START
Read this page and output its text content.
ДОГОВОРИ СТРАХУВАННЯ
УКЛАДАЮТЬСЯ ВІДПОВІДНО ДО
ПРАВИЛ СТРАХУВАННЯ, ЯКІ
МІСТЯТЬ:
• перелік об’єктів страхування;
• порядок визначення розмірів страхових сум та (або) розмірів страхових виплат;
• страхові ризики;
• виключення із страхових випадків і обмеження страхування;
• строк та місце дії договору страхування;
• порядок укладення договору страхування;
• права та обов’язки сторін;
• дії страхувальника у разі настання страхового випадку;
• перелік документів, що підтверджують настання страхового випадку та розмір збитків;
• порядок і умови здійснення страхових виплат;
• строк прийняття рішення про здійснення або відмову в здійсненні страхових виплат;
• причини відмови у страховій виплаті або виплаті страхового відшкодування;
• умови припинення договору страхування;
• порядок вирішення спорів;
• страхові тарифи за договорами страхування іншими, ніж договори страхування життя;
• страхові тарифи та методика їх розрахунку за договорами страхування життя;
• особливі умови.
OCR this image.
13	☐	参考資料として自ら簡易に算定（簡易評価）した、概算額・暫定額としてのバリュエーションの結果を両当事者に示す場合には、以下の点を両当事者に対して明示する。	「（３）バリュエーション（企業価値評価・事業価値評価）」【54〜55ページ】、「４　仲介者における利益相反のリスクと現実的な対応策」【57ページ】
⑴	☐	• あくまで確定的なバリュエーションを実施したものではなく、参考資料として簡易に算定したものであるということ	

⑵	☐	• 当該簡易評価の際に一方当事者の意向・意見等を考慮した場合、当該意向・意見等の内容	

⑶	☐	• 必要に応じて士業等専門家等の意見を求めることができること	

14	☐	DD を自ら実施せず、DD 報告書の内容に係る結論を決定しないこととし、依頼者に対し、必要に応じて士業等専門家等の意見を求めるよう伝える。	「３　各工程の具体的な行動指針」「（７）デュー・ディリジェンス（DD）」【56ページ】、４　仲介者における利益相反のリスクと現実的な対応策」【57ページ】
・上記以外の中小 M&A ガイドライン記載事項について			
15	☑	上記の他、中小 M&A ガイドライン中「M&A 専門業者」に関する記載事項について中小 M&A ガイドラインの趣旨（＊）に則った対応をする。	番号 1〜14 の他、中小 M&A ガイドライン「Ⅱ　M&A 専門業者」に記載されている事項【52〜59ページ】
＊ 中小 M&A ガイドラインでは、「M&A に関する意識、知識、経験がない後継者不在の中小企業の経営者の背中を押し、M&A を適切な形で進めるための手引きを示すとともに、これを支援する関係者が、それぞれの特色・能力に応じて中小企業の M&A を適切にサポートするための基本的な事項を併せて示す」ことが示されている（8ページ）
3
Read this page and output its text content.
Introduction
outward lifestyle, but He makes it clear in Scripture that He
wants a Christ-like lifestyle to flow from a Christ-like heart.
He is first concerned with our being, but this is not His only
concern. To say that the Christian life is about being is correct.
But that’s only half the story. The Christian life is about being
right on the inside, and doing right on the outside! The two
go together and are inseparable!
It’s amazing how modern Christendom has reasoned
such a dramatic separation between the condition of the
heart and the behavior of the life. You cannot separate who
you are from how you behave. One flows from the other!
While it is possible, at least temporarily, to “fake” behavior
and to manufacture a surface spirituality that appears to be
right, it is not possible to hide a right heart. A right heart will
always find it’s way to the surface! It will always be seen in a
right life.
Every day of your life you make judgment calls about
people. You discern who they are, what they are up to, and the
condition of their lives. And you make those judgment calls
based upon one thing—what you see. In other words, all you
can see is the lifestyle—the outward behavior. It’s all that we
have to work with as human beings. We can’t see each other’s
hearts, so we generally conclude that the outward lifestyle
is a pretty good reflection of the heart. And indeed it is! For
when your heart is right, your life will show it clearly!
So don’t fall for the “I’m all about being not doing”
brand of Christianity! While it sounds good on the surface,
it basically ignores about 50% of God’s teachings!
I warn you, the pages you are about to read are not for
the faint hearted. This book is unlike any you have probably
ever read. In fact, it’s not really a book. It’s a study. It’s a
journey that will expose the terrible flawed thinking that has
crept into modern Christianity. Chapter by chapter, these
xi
END
▶ **Goal of the exercise**: Select the lines from the entries that include the word "about".

▶ **Answer to the problem**:
concern. To say that the Christian life is about being is correct.
But that’s only half the story. The Christian life is about being
Every day of your life you make judgment calls about
So don’t fall for the “I’m all about being not doing”
it basically ignores about 50% of God’s teachings!
I warn you, the pages you are about to read are not for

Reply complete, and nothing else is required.